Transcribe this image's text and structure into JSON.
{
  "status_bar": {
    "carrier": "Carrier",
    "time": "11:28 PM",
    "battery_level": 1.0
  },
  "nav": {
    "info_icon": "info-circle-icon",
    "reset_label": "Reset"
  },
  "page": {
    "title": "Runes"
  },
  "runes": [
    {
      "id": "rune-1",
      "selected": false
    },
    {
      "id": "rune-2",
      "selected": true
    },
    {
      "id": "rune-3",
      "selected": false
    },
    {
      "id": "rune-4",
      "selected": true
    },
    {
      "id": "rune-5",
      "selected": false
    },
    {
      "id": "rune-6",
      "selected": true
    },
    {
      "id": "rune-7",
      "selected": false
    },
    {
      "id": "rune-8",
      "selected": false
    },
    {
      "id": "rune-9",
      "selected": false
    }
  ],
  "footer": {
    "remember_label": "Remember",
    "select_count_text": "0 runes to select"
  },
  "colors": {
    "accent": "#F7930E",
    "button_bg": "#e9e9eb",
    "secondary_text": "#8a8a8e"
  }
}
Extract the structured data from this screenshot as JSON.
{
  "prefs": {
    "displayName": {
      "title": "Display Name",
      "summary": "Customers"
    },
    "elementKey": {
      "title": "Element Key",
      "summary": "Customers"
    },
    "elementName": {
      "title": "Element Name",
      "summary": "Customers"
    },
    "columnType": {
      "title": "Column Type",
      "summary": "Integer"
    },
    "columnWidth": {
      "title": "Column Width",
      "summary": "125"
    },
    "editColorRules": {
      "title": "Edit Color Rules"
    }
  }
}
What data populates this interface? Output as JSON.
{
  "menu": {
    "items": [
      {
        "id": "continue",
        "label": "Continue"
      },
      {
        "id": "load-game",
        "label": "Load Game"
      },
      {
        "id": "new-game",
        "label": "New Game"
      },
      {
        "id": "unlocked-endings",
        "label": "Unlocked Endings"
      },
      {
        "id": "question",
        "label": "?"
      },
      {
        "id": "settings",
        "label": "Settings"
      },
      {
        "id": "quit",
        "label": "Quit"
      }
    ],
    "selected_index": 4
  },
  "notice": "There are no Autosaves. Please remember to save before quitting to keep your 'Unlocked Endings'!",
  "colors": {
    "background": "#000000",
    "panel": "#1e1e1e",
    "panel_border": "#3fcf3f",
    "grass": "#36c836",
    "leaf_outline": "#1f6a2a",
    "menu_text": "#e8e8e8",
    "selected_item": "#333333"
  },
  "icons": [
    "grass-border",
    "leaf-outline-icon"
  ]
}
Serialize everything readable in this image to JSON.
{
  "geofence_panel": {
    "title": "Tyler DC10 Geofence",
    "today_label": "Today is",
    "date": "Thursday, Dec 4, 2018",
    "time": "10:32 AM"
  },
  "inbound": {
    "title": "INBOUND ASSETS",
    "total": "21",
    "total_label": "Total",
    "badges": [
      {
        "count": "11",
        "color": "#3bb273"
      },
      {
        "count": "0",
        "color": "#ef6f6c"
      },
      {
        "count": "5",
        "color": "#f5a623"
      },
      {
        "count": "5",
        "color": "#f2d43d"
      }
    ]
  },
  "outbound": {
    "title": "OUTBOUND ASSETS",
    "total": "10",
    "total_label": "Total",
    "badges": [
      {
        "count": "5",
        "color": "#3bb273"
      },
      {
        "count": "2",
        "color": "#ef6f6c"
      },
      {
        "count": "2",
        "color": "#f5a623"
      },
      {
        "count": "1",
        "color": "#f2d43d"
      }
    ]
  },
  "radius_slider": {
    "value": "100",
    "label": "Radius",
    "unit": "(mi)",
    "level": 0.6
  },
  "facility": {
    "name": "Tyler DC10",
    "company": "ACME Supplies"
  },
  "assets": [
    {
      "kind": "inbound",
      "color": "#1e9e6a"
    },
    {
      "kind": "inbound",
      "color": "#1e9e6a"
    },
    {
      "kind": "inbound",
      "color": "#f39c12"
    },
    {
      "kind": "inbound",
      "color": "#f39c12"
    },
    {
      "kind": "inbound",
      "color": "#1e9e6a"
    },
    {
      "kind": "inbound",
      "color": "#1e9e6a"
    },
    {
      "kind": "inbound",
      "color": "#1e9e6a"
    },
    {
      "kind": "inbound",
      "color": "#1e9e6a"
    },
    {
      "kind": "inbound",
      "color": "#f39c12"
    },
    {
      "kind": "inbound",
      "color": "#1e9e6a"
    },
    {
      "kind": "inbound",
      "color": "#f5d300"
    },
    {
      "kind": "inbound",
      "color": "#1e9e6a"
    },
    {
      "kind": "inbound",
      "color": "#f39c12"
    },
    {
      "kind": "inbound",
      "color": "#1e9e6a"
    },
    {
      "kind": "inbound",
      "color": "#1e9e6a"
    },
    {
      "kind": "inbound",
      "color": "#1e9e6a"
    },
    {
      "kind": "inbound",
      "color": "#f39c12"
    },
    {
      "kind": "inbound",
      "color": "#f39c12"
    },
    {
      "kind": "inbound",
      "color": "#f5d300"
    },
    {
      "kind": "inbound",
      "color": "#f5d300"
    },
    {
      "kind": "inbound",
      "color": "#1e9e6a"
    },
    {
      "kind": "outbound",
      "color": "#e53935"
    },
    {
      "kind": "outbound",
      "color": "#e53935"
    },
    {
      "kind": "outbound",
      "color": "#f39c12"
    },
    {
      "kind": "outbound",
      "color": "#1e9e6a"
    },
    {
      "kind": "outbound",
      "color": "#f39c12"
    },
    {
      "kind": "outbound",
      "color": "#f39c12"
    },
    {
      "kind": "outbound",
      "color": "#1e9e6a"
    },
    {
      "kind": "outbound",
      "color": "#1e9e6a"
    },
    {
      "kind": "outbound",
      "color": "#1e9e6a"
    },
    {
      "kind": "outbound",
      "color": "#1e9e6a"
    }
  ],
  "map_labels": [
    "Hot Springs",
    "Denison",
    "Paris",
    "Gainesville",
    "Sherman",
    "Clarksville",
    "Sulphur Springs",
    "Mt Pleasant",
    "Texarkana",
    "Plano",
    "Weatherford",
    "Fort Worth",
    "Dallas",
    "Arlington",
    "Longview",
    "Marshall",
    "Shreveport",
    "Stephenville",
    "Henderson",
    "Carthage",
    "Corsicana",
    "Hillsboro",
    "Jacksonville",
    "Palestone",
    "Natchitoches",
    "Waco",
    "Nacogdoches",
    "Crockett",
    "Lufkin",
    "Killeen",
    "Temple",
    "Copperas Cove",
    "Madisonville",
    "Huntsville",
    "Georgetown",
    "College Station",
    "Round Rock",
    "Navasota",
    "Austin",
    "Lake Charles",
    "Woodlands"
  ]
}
▬▬▬▬▬▬
• Task description
Your task is to repeat the data exactly; please include every line.

• Final result
Transcribe this image's text and structure into JSON.
{
  "status_bar": {
    "carrier": "Carrier",
    "time": "11:28 PM",
    "battery_level": 1.0
  },
  "nav": {
    "info_icon": "info-circle-icon",
    "reset_label": "Reset"
  },
  "page": {
    "title": "Runes"
  },
  "runes": [
    {
      "id": "rune-1",
      "selected": false
    },
    {
      "id": "rune-2",
      "selected": true
    },
    {
      "id": "rune-3",
      "selected": false
    },
    {
      "id": "rune-4",
      "selected": true
    },
    {
      "id": "rune-5",
      "selected": false
    },
    {
      "id": "rune-6",
      "selected": true
    },
    {
      "id": "rune-7",
      "selected": false
    },
    {
      "id": "rune-8",
      "selected": false
    },
    {
      "id": "rune-9",
      "selected": false
    }
  ],
  "footer": {
    "remember_label": "Remember",
    "select_count_text": "0 runes to select"
  },
  "colors": {
    "accent": "#F7930E",
    "button_bg": "#e9e9eb",
    "secondary_text": "#8a8a8e"
  }
}
Extract the structured data from this screenshot as JSON.
{
  "prefs": {
    "displayName": {
      "title": "Display Name",
      "summary": "Customers"
    },
    "elementKey": {
      "title": "Element Key",
      "summary": "Customers"
    },
    "elementName": {
      "title": "Element Name",
      "summary": "Customers"
    },
    "columnType": {
      "title": "Column Type",
      "summary": "Integer"
    },
    "columnWidth": {
      "title": "Column Width",
      "summary": "125"
    },
    "editColorRules": {
      "title": "Edit Color Rules"
    }
  }
}
What data populates this interface? Output as JSON.
{
  "menu": {
    "items": [
      {
        "id": "continue",
        "label": "Continue"
      },
      {
        "id": "load-game",
        "label": "Load Game"
      },
      {
        "id": "new-game",
        "label": "New Game"
      },
      {
        "id": "unlocked-endings",
        "label": "Unlocked Endings"
      },
      {
        "id": "question",
        "label": "?"
      },
      {
        "id": "settings",
        "label": "Settings"
      },
      {
        "id": "quit",
        "label": "Quit"
      }
    ],
    "selected_index": 4
  },
  "notice": "There are no Autosaves. Please remember to save before quitting to keep your 'Unlocked Endings'!",
  "colors": {
    "background": "#000000",
    "panel": "#1e1e1e",
    "panel_border": "#3fcf3f",
    "grass": "#36c836",
    "leaf_outline": "#1f6a2a",
    "menu_text": "#e8e8e8",
    "selected_item": "#333333"
  },
  "icons": [
    "grass-border",
    "leaf-outline-icon"
  ]
}
Serialize everything readable in this image to JSON.
{
  "geofence_panel": {
    "title": "Tyler DC10 Geofence",
    "today_label": "Today is",
    "date": "Thursday, Dec 4, 2018",
    "time": "10:32 AM"
  },
  "inbound": {
    "title": "INBOUND ASSETS",
    "total": "21",
    "total_label": "Total",
    "badges": [
      {
        "count": "11",
        "color": "#3bb273"
      },
      {
        "count": "0",
        "color": "#ef6f6c"
      },
      {
        "count": "5",
        "color": "#f5a623"
      },
      {
        "count": "5",
        "color": "#f2d43d"
      }
    ]
  },
  "outbound": {
    "title": "OUTBOUND ASSETS",
    "total": "10",
    "total_label": "Total",
    "badges": [
      {
        "count": "5",
        "color": "#3bb273"
      },
      {
        "count": "2",
        "color": "#ef6f6c"
      },
      {
        "count": "2",
        "color": "#f5a623"
      },
      {
        "count": "1",
        "color": "#f2d43d"
      }
    ]
  },
  "radius_slider": {
    "value": "100",
    "label": "Radius",
    "unit": "(mi)",
    "level": 0.6
  },
  "facility": {
    "name": "Tyler DC10",
    "company": "ACME Supplies"
  },
  "assets": [
    {
      "kind": "inbound",
      "color": "#1e9e6a"
    },
    {
      "kind": "inbound",
      "color": "#1e9e6a"
    },
    {
      "kind": "inbound",
      "color": "#f39c12"
    },
    {
      "kind": "inbound",
      "color": "#f39c12"
    },
    {
      "kind": "inbound",
      "color": "#1e9e6a"
    },
    {
      "kind": "inbound",
      "color": "#1e9e6a"
    },
    {
      "kind": "inbound",
      "color": "#1e9e6a"
    },
    {
      "kind": "inbound",
      "color": "#1e9e6a"
    },
    {
      "kind": "inbound",
      "color": "#f39c12"
    },
    {
      "kind": "inbound",
      "color": "#1e9e6a"
    },
    {
      "kind": "inbound",
      "color": "#f5d300"
    },
    {
      "kind": "inbound",
      "color": "#1e9e6a"
    },
    {
      "kind": "inbound",
      "color": "#f39c12"
    },
    {
      "kind": "inbound",
      "color": "#1e9e6a"
    },
    {
      "kind": "inbound",
      "color": "#1e9e6a"
    },
    {
      "kind": "inbound",
      "color": "#1e9e6a"
    },
    {
      "kind": "inbound",
      "color": "#f39c12"
    },
    {
      "kind": "inbound",
      "color": "#f39c12"
    },
    {
      "kind": "inbound",
      "color": "#f5d300"
    },
    {
      "kind": "inbound",
      "color": "#f5d300"
    },
    {
      "kind": "inbound",
      "color": "#1e9e6a"
    },
    {
      "kind": "outbound",
      "color": "#e53935"
    },
    {
      "kind": "outbound",
      "color": "#e53935"
    },
    {
      "kind": "outbound",
      "color": "#f39c12"
    },
    {
      "kind": "outbound",
      "color": "#1e9e6a"
    },
    {
      "kind": "outbound",
      "color": "#f39c12"
    },
    {
      "kind": "outbound",
      "color": "#f39c12"
    },
    {
      "kind": "outbound",
      "color": "#1e9e6a"
    },
    {
      "kind": "outbound",
      "color": "#1e9e6a"
    },
    {
      "kind": "outbound",
      "color": "#1e9e6a"
    },
    {
      "kind": "outbound",
      "color": "#1e9e6a"
    }
  ],
  "map_labels": [
    "Hot Springs",
    "Denison",
    "Paris",
    "Gainesville",
    "Sherman",
    "Clarksville",
    "Sulphur Springs",
    "Mt Pleasant",
    "Texarkana",
    "Plano",
    "Weatherford",
    "Fort Worth",
    "Dallas",
    "Arlington",
    "Longview",
    "Marshall",
    "Shreveport",
    "Stephenville",
    "Henderson",
    "Carthage",
    "Corsicana",
    "Hillsboro",
    "Jacksonville",
    "Palestone",
    "Natchitoches",
    "Waco",
    "Nacogdoches",
    "Crockett",
    "Lufkin",
    "Killeen",
    "Temple",
    "Copperas Cove",
    "Madisonville",
    "Huntsville",
    "Georgetown",
    "College Station",
    "Round Rock",
    "Navasota",
    "Austin",
    "Lake Charles",
    "Woodlands"
  ]
}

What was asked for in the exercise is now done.